====== RECORDED INFORMATION ======
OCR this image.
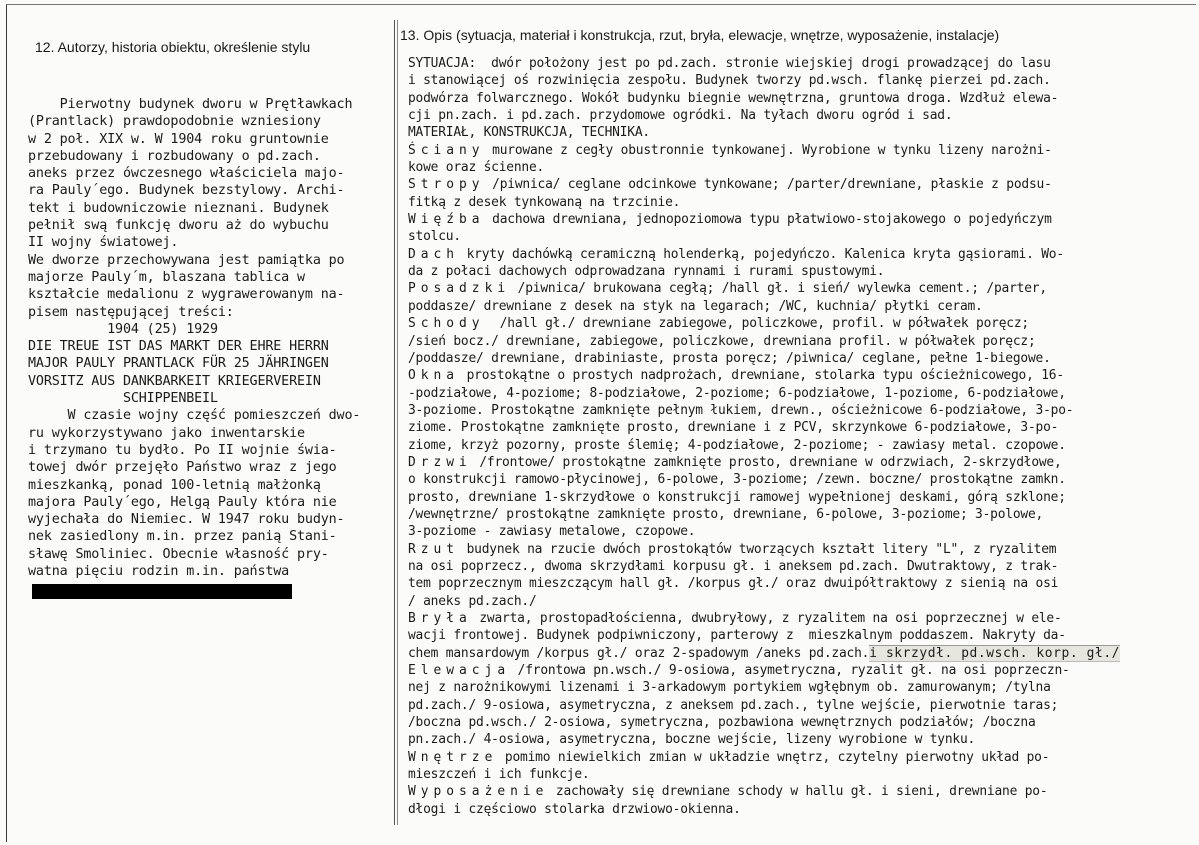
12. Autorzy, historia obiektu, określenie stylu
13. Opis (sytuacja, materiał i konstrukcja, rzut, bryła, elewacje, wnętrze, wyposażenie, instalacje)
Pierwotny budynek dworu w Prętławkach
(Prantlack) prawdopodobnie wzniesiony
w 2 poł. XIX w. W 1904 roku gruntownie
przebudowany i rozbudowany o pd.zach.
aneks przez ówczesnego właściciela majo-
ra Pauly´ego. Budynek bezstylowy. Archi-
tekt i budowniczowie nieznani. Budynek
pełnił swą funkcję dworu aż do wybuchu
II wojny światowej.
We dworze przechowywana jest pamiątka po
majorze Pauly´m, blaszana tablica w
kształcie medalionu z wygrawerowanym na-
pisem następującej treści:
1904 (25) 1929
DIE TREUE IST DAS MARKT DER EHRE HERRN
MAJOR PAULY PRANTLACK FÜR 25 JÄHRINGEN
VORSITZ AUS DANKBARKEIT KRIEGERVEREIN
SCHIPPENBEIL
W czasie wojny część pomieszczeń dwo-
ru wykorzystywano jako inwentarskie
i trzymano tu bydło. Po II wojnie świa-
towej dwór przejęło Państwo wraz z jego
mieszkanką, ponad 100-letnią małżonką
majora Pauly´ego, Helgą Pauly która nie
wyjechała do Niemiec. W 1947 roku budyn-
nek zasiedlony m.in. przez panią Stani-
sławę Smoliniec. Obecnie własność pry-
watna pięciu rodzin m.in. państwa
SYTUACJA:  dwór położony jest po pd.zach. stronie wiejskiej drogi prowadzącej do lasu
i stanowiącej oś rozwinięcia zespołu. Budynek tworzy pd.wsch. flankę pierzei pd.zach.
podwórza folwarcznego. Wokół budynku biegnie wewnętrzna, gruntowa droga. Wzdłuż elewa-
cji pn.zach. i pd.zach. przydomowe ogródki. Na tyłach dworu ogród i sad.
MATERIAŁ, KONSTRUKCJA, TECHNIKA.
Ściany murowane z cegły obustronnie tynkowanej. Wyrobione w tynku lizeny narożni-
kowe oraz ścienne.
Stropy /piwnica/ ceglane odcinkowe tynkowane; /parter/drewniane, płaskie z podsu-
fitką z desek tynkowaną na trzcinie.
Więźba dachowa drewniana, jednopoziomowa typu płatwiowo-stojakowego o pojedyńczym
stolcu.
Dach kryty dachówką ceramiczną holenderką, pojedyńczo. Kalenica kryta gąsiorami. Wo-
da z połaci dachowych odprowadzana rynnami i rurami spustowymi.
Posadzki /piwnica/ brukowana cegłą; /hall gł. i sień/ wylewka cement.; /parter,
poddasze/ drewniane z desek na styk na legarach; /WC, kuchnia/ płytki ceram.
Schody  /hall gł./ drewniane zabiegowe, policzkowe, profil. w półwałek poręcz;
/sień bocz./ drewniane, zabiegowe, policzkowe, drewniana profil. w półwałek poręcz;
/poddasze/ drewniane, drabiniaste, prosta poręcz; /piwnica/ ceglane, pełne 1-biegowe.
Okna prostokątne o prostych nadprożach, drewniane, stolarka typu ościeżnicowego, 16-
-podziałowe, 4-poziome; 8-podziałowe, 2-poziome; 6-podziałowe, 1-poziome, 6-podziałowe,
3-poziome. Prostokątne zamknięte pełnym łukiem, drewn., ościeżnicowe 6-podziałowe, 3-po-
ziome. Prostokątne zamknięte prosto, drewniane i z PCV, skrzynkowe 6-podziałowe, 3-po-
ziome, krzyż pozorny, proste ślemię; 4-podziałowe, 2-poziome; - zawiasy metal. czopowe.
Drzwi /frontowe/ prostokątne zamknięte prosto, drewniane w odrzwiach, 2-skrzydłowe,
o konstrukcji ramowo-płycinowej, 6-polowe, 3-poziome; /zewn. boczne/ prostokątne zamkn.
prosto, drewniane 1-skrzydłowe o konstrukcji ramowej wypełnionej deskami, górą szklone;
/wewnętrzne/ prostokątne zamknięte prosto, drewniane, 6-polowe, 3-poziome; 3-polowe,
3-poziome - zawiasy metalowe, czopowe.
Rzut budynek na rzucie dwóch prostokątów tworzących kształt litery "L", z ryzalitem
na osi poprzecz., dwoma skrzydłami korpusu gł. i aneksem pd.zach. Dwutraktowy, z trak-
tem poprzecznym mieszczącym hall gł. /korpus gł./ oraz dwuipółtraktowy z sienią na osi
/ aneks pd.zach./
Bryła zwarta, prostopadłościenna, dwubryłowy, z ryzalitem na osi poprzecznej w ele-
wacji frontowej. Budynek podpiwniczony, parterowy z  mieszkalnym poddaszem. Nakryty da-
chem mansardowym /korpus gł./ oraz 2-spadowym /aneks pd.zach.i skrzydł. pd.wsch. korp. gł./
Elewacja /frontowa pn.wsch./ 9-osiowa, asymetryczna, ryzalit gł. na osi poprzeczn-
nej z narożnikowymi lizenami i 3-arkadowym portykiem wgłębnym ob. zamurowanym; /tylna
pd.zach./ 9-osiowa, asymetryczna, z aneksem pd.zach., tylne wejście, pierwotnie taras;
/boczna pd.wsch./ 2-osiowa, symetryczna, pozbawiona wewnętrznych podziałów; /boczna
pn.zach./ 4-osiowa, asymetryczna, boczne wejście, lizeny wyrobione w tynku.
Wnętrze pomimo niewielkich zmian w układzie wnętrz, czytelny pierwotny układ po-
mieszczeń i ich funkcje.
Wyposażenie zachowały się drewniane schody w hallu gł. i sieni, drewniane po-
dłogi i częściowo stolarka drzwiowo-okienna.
======
:: AIM OF THE EXERCISE ::
Reproduce each entry precisely. Leave the pictures out.

:: RESPONSE ::
OCR this image.
12. Autorzy, historia obiektu, określenie stylu
13. Opis (sytuacja, materiał i konstrukcja, rzut, bryła, elewacje, wnętrze, wyposażenie, instalacje)
Pierwotny budynek dworu w Prętławkach
(Prantlack) prawdopodobnie wzniesiony
w 2 poł. XIX w. W 1904 roku gruntownie
przebudowany i rozbudowany o pd.zach.
aneks przez ówczesnego właściciela majo-
ra Pauly´ego. Budynek bezstylowy. Archi-
tekt i budowniczowie nieznani. Budynek
pełnił swą funkcję dworu aż do wybuchu
II wojny światowej.
We dworze przechowywana jest pamiątka po
majorze Pauly´m, blaszana tablica w
kształcie medalionu z wygrawerowanym na-
pisem następującej treści:
1904 (25) 1929
DIE TREUE IST DAS MARKT DER EHRE HERRN
MAJOR PAULY PRANTLACK FÜR 25 JÄHRINGEN
VORSITZ AUS DANKBARKEIT KRIEGERVEREIN
SCHIPPENBEIL
W czasie wojny część pomieszczeń dwo-
ru wykorzystywano jako inwentarskie
i trzymano tu bydło. Po II wojnie świa-
towej dwór przejęło Państwo wraz z jego
mieszkanką, ponad 100-letnią małżonką
majora Pauly´ego, Helgą Pauly która nie
wyjechała do Niemiec. W 1947 roku budyn-
nek zasiedlony m.in. przez panią Stani-
sławę Smoliniec. Obecnie własność pry-
watna pięciu rodzin m.in. państwa
SYTUACJA:  dwór położony jest po pd.zach. stronie wiejskiej drogi prowadzącej do lasu
i stanowiącej oś rozwinięcia zespołu. Budynek tworzy pd.wsch. flankę pierzei pd.zach.
podwórza folwarcznego. Wokół budynku biegnie wewnętrzna, gruntowa droga. Wzdłuż elewa-
cji pn.zach. i pd.zach. przydomowe ogródki. Na tyłach dworu ogród i sad.
MATERIAŁ, KONSTRUKCJA, TECHNIKA.
Ściany murowane z cegły obustronnie tynkowanej. Wyrobione w tynku lizeny narożni-
kowe oraz ścienne.
Stropy /piwnica/ ceglane odcinkowe tynkowane; /parter/drewniane, płaskie z podsu-
fitką z desek tynkowaną na trzcinie.
Więźba dachowa drewniana, jednopoziomowa typu płatwiowo-stojakowego o pojedyńczym
stolcu.
Dach kryty dachówką ceramiczną holenderką, pojedyńczo. Kalenica kryta gąsiorami. Wo-
da z połaci dachowych odprowadzana rynnami i rurami spustowymi.
Posadzki /piwnica/ brukowana cegłą; /hall gł. i sień/ wylewka cement.; /parter,
poddasze/ drewniane z desek na styk na legarach; /WC, kuchnia/ płytki ceram.
Schody  /hall gł./ drewniane zabiegowe, policzkowe, profil. w półwałek poręcz;
/sień bocz./ drewniane, zabiegowe, policzkowe, drewniana profil. w półwałek poręcz;
/poddasze/ drewniane, drabiniaste, prosta poręcz; /piwnica/ ceglane, pełne 1-biegowe.
Okna prostokątne o prostych nadprożach, drewniane, stolarka typu ościeżnicowego, 16-
-podziałowe, 4-poziome; 8-podziałowe, 2-poziome; 6-podziałowe, 1-poziome, 6-podziałowe,
3-poziome. Prostokątne zamknięte pełnym łukiem, drewn., ościeżnicowe 6-podziałowe, 3-po-
ziome. Prostokątne zamknięte prosto, drewniane i z PCV, skrzynkowe 6-podziałowe, 3-po-
ziome, krzyż pozorny, proste ślemię; 4-podziałowe, 2-poziome; - zawiasy metal. czopowe.
Drzwi /frontowe/ prostokątne zamknięte prosto, drewniane w odrzwiach, 2-skrzydłowe,
o konstrukcji ramowo-płycinowej, 6-polowe, 3-poziome; /zewn. boczne/ prostokątne zamkn.
prosto, drewniane 1-skrzydłowe o konstrukcji ramowej wypełnionej deskami, górą szklone;
/wewnętrzne/ prostokątne zamknięte prosto, drewniane, 6-polowe, 3-poziome; 3-polowe,
3-poziome - zawiasy metalowe, czopowe.
Rzut budynek na rzucie dwóch prostokątów tworzących kształt litery "L", z ryzalitem
na osi poprzecz., dwoma skrzydłami korpusu gł. i aneksem pd.zach. Dwutraktowy, z trak-
tem poprzecznym mieszczącym hall gł. /korpus gł./ oraz dwuipółtraktowy z sienią na osi
/ aneks pd.zach./
Bryła zwarta, prostopadłościenna, dwubryłowy, z ryzalitem na osi poprzecznej w ele-
wacji frontowej. Budynek podpiwniczony, parterowy z  mieszkalnym poddaszem. Nakryty da-
chem mansardowym /korpus gł./ oraz 2-spadowym /aneks pd.zach.i skrzydł. pd.wsch. korp. gł./
Elewacja /frontowa pn.wsch./ 9-osiowa, asymetryczna, ryzalit gł. na osi poprzeczn-
nej z narożnikowymi lizenami i 3-arkadowym portykiem wgłębnym ob. zamurowanym; /tylna
pd.zach./ 9-osiowa, asymetryczna, z aneksem pd.zach., tylne wejście, pierwotnie taras;
/boczna pd.wsch./ 2-osiowa, symetryczna, pozbawiona wewnętrznych podziałów; /boczna
pn.zach./ 4-osiowa, asymetryczna, boczne wejście, lizeny wyrobione w tynku.
Wnętrze pomimo niewielkich zmian w układzie wnętrz, czytelny pierwotny układ po-
mieszczeń i ich funkcje.
Wyposażenie zachowały się drewniane schody w hallu gł. i sieni, drewniane po-
dłogi i częściowo stolarka drzwiowo-okienna.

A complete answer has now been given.